» **Figure contents as structured data**
━━━

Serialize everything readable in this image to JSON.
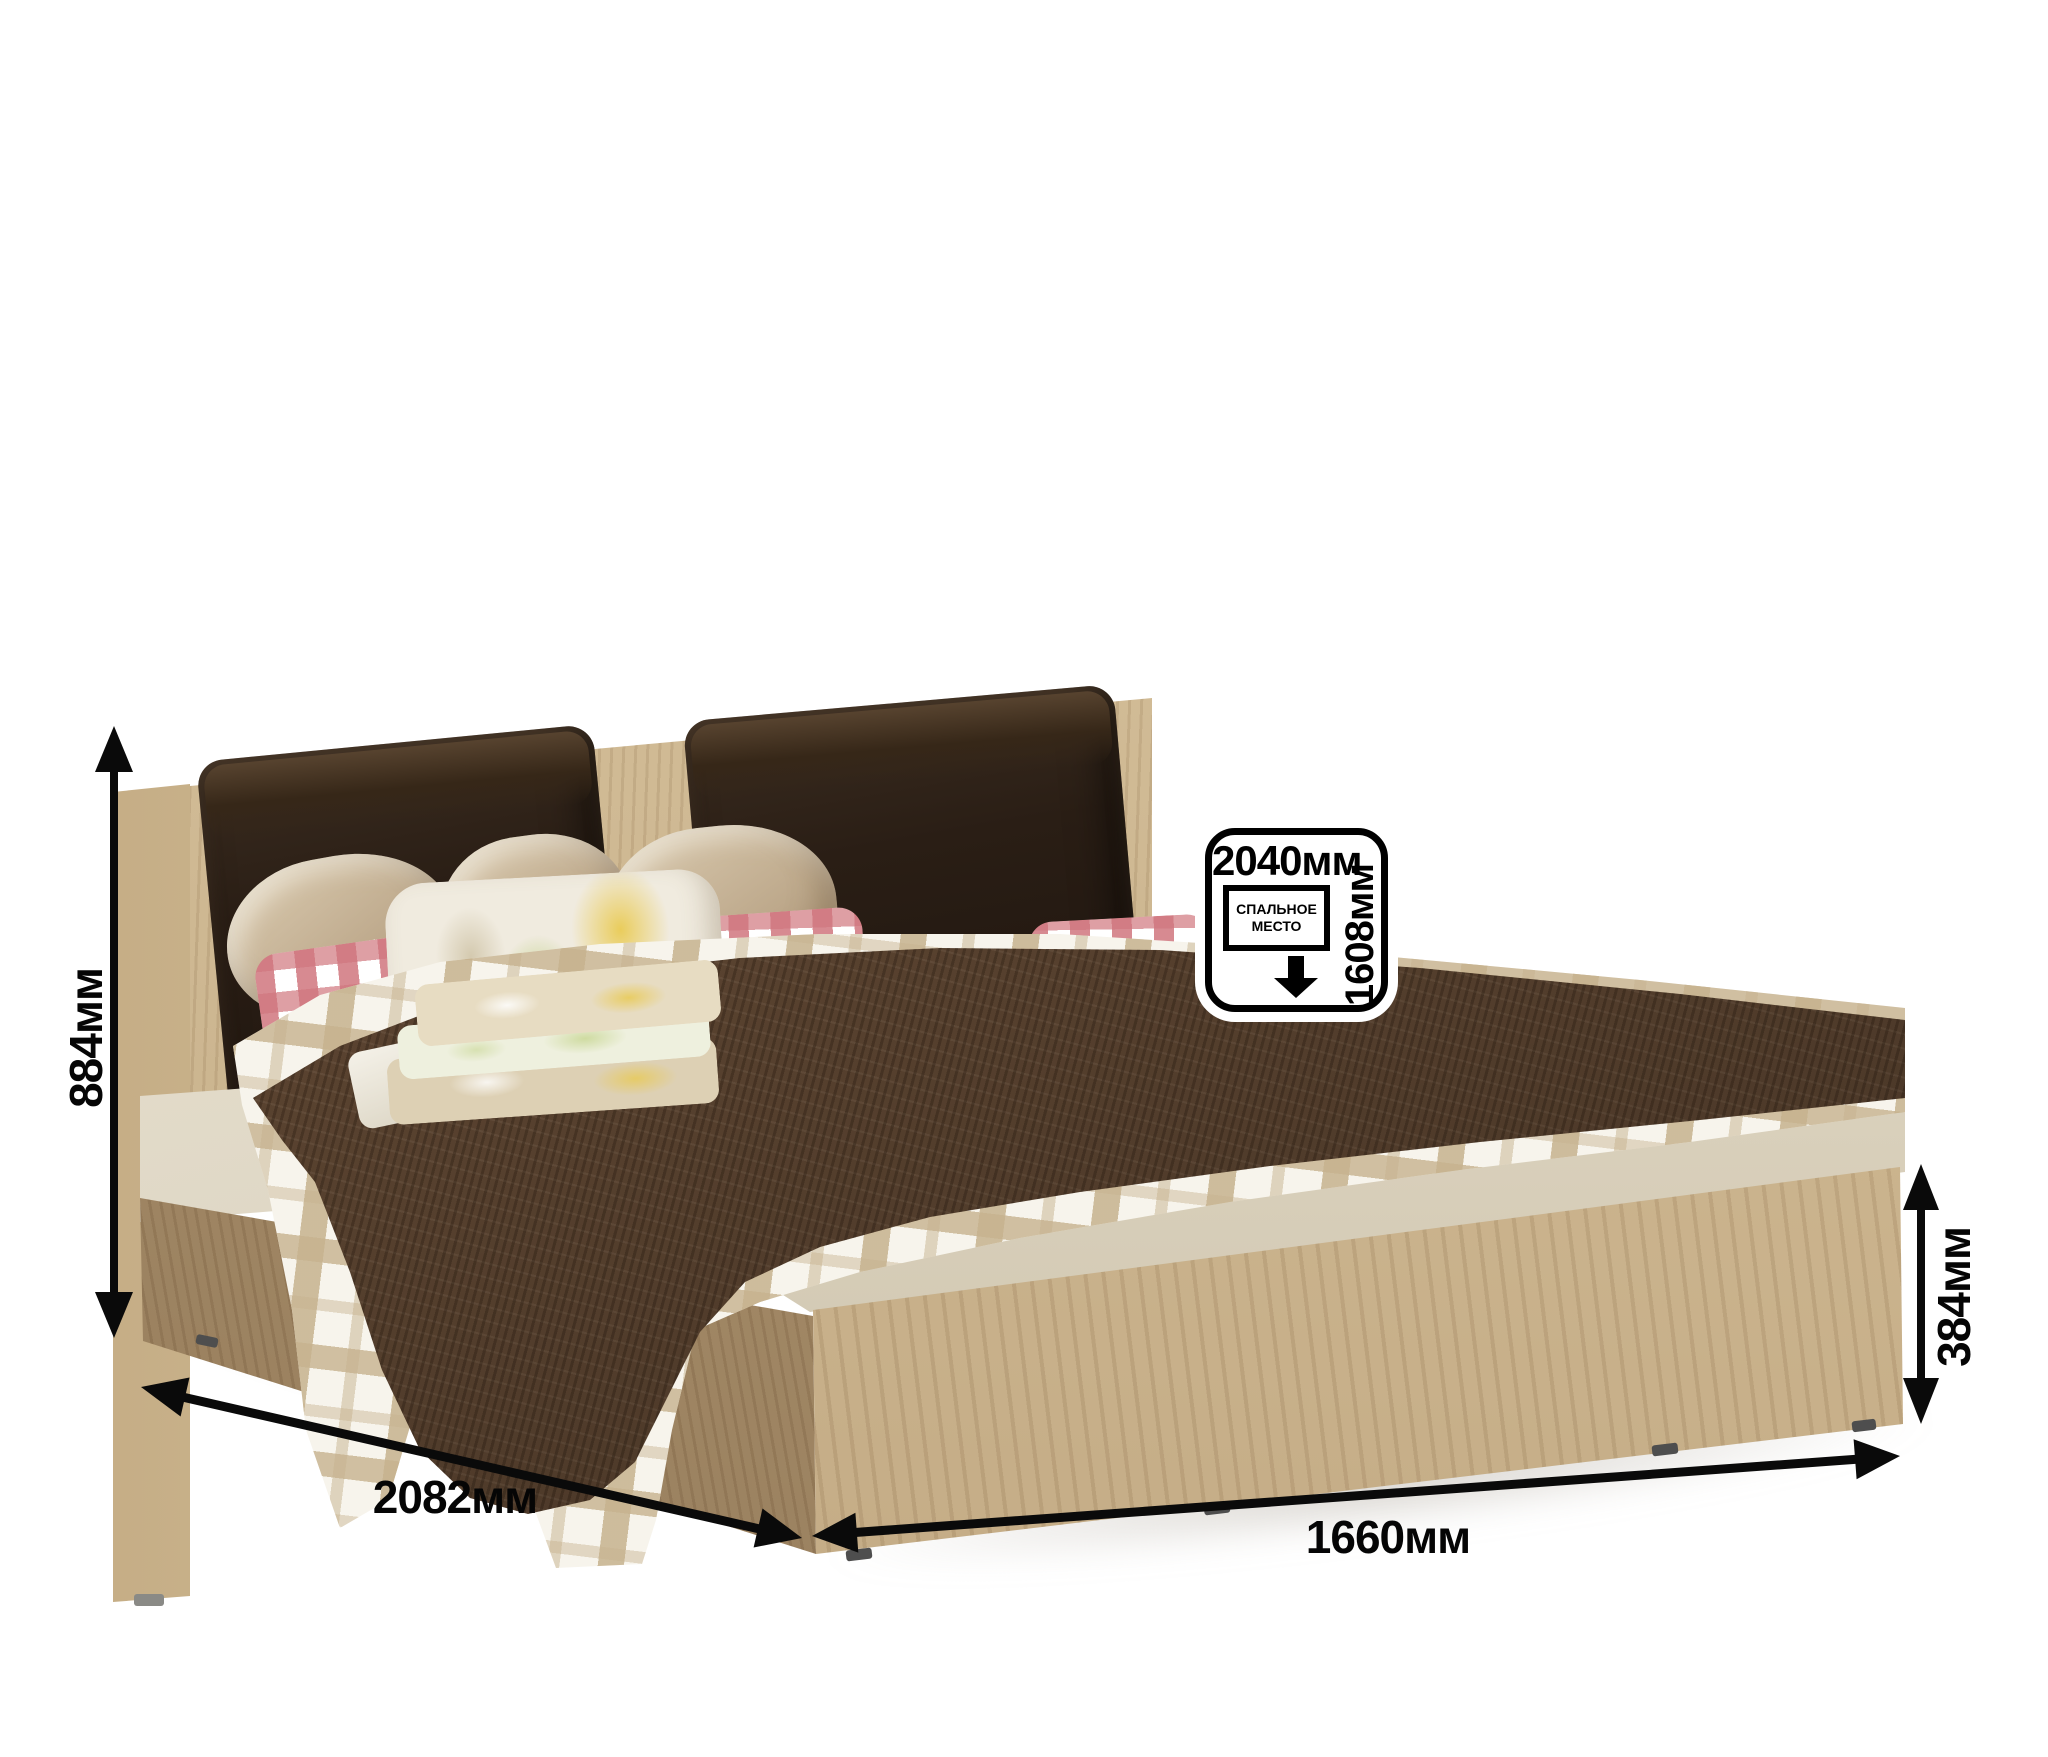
{
  "canvas": {
    "width": 2048,
    "height": 1757,
    "background": "#ffffff"
  },
  "dimensions": {
    "height_label": "884мм",
    "depth_label": "2082мм",
    "width_label": "1660мм",
    "base_height_label": "384мм"
  },
  "badge": {
    "bed_length": "2040мм",
    "bed_width": "1608мм",
    "area_label": "СПАЛЬНОЕ МЕСТО"
  },
  "colors": {
    "wood_light": "#d9c49e",
    "wood_shadow": "#a68b64",
    "cushion_leather": "#2a1d14",
    "blanket_brown": "#5a4330",
    "plaid_beige": "#c6b28e",
    "gingham_pink": "#d0767e",
    "mattress_cream": "#e6dfd0",
    "dimension_black": "#0a0a0a"
  }
}
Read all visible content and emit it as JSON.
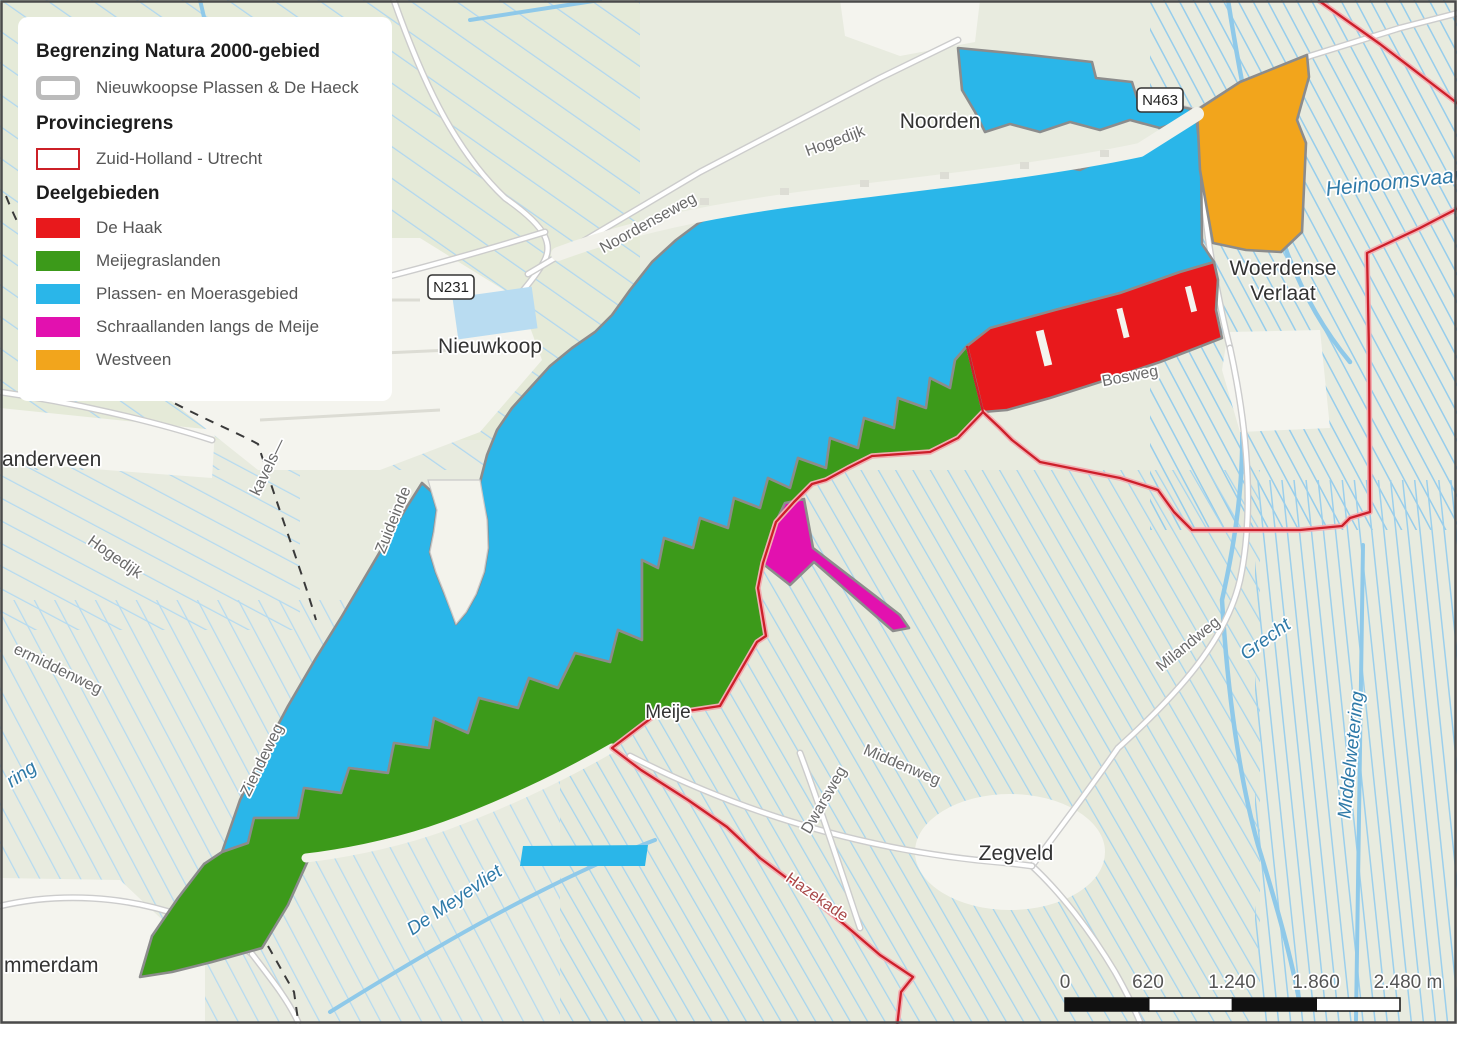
{
  "colors": {
    "plassen_cyan": "#2ab6e9",
    "meijegraslanden_green": "#3c9a1a",
    "de_haak_red": "#e8191c",
    "westveen_orange": "#f2a51c",
    "schraallanden_magenta": "#e211af",
    "province_border_red": "#cd1f2a",
    "natura_border_gray": "#8c8c8c",
    "water_blue": "#8fc9e9",
    "land_base": "#e8ebdf"
  },
  "legend": {
    "natura_title": "Begrenzing Natura 2000-gebied",
    "natura_item": "Nieuwkoopse Plassen & De Haeck",
    "province_title": "Provinciegrens",
    "province_item": "Zuid-Holland - Utrecht",
    "deel_title": "Deelgebieden",
    "deel_items": [
      {
        "label": "De Haak",
        "color": "#e8191c"
      },
      {
        "label": "Meijegraslanden",
        "color": "#3c9a1a"
      },
      {
        "label": "Plassen- en Moerasgebied",
        "color": "#2ab6e9"
      },
      {
        "label": "Schraallanden langs de Meije",
        "color": "#e211af"
      },
      {
        "label": "Westveen",
        "color": "#f2a51c"
      }
    ]
  },
  "map": {
    "towns": {
      "anderveen": "anderveen",
      "zwammerdam": "mmerdam",
      "noorden": "Noorden",
      "nieuwkoop": "Nieuwkoop",
      "woerdense_line1": "Woerdense",
      "woerdense_line2": "Verlaat",
      "zegveld": "Zegveld",
      "meije": "Meije"
    },
    "roads": {
      "hogedijk_top": "Hogedijk",
      "noordenseweg": "Noordenseweg",
      "hogedijk_left": "Hogedijk",
      "ermiddenweg": "ermiddenweg",
      "kavels": "kavels—",
      "zuideinde": "Zuideinde",
      "ziendeweg": "Ziendeweg",
      "bosweg": "Bosweg",
      "milandweg": "Milandweg",
      "middenweg": "Middenweg",
      "dwarsweg": "Dwarsweg",
      "hazekade": "Hazekade"
    },
    "waters": {
      "heinoomsvaart": "Heinoomsvaart",
      "grecht": "Grecht",
      "middelwetering": "Middelwetering",
      "de_meyevliet": "De Meyevliet",
      "ring": "ring"
    },
    "shields": {
      "n231": "N231",
      "n463": "N463"
    },
    "scalebar": {
      "ticks": [
        "0",
        "620",
        "1.240",
        "1.860",
        "2.480 m"
      ]
    }
  }
}
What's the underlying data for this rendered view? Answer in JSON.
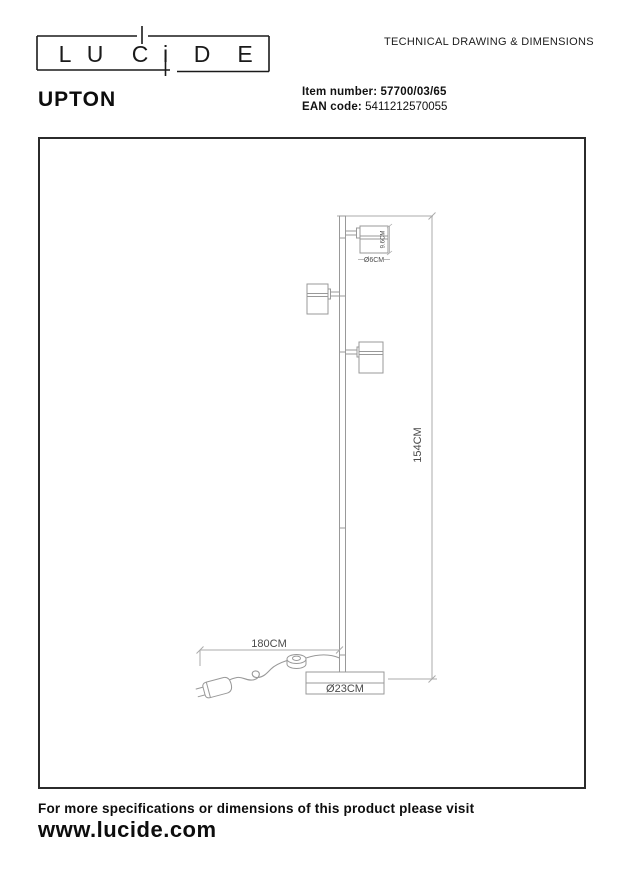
{
  "header": {
    "logo": {
      "brand": "LUCIDE",
      "letters": [
        "L",
        "U",
        "C",
        "i",
        "D",
        "E"
      ]
    },
    "doc_title": "TECHNICAL DRAWING & DIMENSIONS",
    "product_name": "UPTON",
    "item_number_label": "Item number:",
    "item_number_value": "57700/03/65",
    "ean_label": "EAN code:",
    "ean_value": "5411212570055"
  },
  "drawing": {
    "type": "floor-lamp technical drawing, side view, 3 spotlight heads on a pole with round base, cable with foot switch and plug",
    "dims": {
      "total_height": "154CM",
      "cable_length": "180CM",
      "base_diameter": "Ø23CM",
      "spot_diameter": "Ø6CM",
      "spot_height": "9.6CM"
    },
    "colors": {
      "frame": "#2b2b2b",
      "lamp_line": "#999999",
      "dim_line": "#aaaaaa",
      "dim_text": "#4a4a4a"
    }
  },
  "footer": {
    "note": "For more specifications or dimensions of this product please visit",
    "website": "www.lucide.com"
  }
}
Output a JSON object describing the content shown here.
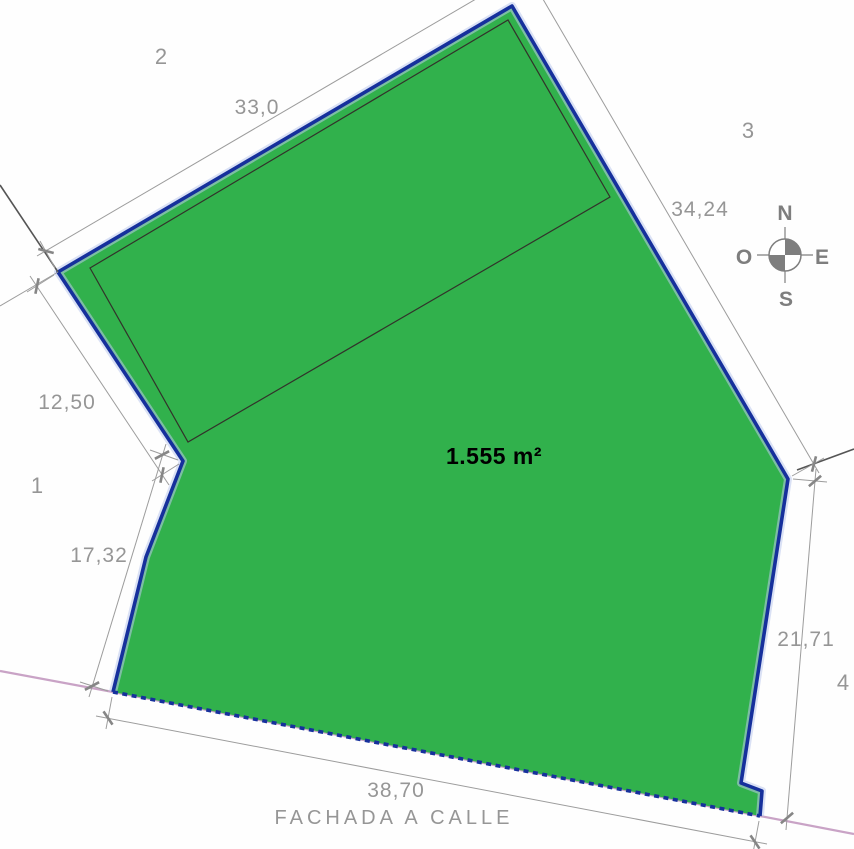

━━━

» **EXERCISE INSTRUCTIONS**
Across the entries, how many lines contain "Hogedijk"? Reply with the number only.

» **RESPONSE**
2